*Record excerpts*:
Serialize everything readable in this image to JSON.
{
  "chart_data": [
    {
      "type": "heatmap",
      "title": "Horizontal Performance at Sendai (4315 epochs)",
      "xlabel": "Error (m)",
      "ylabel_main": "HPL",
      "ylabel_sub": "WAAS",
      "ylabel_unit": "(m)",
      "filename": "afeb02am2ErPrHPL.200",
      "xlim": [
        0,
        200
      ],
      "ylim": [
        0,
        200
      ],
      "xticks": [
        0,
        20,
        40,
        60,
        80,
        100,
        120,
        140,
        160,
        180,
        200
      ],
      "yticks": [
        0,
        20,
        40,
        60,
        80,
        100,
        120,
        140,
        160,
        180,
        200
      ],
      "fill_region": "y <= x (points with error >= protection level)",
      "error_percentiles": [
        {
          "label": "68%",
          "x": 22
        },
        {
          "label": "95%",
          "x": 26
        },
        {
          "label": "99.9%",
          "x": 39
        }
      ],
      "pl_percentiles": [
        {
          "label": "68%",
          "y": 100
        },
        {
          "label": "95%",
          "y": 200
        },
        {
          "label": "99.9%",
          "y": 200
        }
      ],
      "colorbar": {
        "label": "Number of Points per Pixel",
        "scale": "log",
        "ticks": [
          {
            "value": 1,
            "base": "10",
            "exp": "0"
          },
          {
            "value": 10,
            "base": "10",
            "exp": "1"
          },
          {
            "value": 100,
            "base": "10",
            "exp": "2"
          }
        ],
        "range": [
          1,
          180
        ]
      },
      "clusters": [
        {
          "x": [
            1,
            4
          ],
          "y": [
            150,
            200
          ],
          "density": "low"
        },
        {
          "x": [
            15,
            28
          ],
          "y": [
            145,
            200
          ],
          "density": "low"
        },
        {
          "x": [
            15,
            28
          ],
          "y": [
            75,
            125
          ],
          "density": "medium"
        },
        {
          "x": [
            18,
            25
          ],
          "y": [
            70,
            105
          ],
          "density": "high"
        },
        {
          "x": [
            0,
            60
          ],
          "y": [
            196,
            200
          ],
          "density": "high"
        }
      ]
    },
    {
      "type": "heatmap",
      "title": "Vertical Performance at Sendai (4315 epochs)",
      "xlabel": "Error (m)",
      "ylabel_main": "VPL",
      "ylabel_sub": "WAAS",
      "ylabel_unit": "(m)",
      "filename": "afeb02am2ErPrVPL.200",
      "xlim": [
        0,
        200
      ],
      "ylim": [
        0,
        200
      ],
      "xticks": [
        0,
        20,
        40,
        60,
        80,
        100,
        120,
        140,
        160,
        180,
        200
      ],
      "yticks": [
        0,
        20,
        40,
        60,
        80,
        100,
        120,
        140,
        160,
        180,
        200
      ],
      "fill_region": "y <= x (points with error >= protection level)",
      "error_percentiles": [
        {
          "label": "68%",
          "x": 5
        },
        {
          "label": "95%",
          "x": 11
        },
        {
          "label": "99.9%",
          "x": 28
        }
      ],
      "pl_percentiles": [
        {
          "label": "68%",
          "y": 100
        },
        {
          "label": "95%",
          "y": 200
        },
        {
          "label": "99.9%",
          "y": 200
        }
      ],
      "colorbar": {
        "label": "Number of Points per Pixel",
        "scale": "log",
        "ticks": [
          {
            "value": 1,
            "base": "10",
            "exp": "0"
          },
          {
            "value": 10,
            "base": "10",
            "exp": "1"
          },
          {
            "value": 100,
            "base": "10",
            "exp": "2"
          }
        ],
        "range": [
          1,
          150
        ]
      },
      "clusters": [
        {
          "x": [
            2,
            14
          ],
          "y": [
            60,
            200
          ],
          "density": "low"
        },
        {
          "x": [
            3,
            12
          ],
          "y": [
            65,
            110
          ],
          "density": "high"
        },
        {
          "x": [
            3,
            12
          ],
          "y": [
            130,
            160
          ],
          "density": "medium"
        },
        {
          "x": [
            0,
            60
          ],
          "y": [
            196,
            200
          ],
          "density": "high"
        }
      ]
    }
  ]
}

*Requirement*: Write out every line of the material again, exactly as it reads.

*Response below*:
Serialize everything readable in this image to JSON.
{
  "chart_data": [
    {
      "type": "heatmap",
      "title": "Horizontal Performance at Sendai (4315 epochs)",
      "xlabel": "Error (m)",
      "ylabel_main": "HPL",
      "ylabel_sub": "WAAS",
      "ylabel_unit": "(m)",
      "filename": "afeb02am2ErPrHPL.200",
      "xlim": [
        0,
        200
      ],
      "ylim": [
        0,
        200
      ],
      "xticks": [
        0,
        20,
        40,
        60,
        80,
        100,
        120,
        140,
        160,
        180,
        200
      ],
      "yticks": [
        0,
        20,
        40,
        60,
        80,
        100,
        120,
        140,
        160,
        180,
        200
      ],
      "fill_region": "y <= x (points with error >= protection level)",
      "error_percentiles": [
        {
          "label": "68%",
          "x": 22
        },
        {
          "label": "95%",
          "x": 26
        },
        {
          "label": "99.9%",
          "x": 39
        }
      ],
      "pl_percentiles": [
        {
          "label": "68%",
          "y": 100
        },
        {
          "label": "95%",
          "y": 200
        },
        {
          "label": "99.9%",
          "y": 200
        }
      ],
      "colorbar": {
        "label": "Number of Points per Pixel",
        "scale": "log",
        "ticks": [
          {
            "value": 1,
            "base": "10",
            "exp": "0"
          },
          {
            "value": 10,
            "base": "10",
            "exp": "1"
          },
          {
            "value": 100,
            "base": "10",
            "exp": "2"
          }
        ],
        "range": [
          1,
          180
        ]
      },
      "clusters": [
        {
          "x": [
            1,
            4
          ],
          "y": [
            150,
            200
          ],
          "density": "low"
        },
        {
          "x": [
            15,
            28
          ],
          "y": [
            145,
            200
          ],
          "density": "low"
        },
        {
          "x": [
            15,
            28
          ],
          "y": [
            75,
            125
          ],
          "density": "medium"
        },
        {
          "x": [
            18,
            25
          ],
          "y": [
            70,
            105
          ],
          "density": "high"
        },
        {
          "x": [
            0,
            60
          ],
          "y": [
            196,
            200
          ],
          "density": "high"
        }
      ]
    },
    {
      "type": "heatmap",
      "title": "Vertical Performance at Sendai (4315 epochs)",
      "xlabel": "Error (m)",
      "ylabel_main": "VPL",
      "ylabel_sub": "WAAS",
      "ylabel_unit": "(m)",
      "filename": "afeb02am2ErPrVPL.200",
      "xlim": [
        0,
        200
      ],
      "ylim": [
        0,
        200
      ],
      "xticks": [
        0,
        20,
        40,
        60,
        80,
        100,
        120,
        140,
        160,
        180,
        200
      ],
      "yticks": [
        0,
        20,
        40,
        60,
        80,
        100,
        120,
        140,
        160,
        180,
        200
      ],
      "fill_region": "y <= x (points with error >= protection level)",
      "error_percentiles": [
        {
          "label": "68%",
          "x": 5
        },
        {
          "label": "95%",
          "x": 11
        },
        {
          "label": "99.9%",
          "x": 28
        }
      ],
      "pl_percentiles": [
        {
          "label": "68%",
          "y": 100
        },
        {
          "label": "95%",
          "y": 200
        },
        {
          "label": "99.9%",
          "y": 200
        }
      ],
      "colorbar": {
        "label": "Number of Points per Pixel",
        "scale": "log",
        "ticks": [
          {
            "value": 1,
            "base": "10",
            "exp": "0"
          },
          {
            "value": 10,
            "base": "10",
            "exp": "1"
          },
          {
            "value": 100,
            "base": "10",
            "exp": "2"
          }
        ],
        "range": [
          1,
          150
        ]
      },
      "clusters": [
        {
          "x": [
            2,
            14
          ],
          "y": [
            60,
            200
          ],
          "density": "low"
        },
        {
          "x": [
            3,
            12
          ],
          "y": [
            65,
            110
          ],
          "density": "high"
        },
        {
          "x": [
            3,
            12
          ],
          "y": [
            130,
            160
          ],
          "density": "medium"
        },
        {
          "x": [
            0,
            60
          ],
          "y": [
            196,
            200
          ],
          "density": "high"
        }
      ]
    }
  ]
}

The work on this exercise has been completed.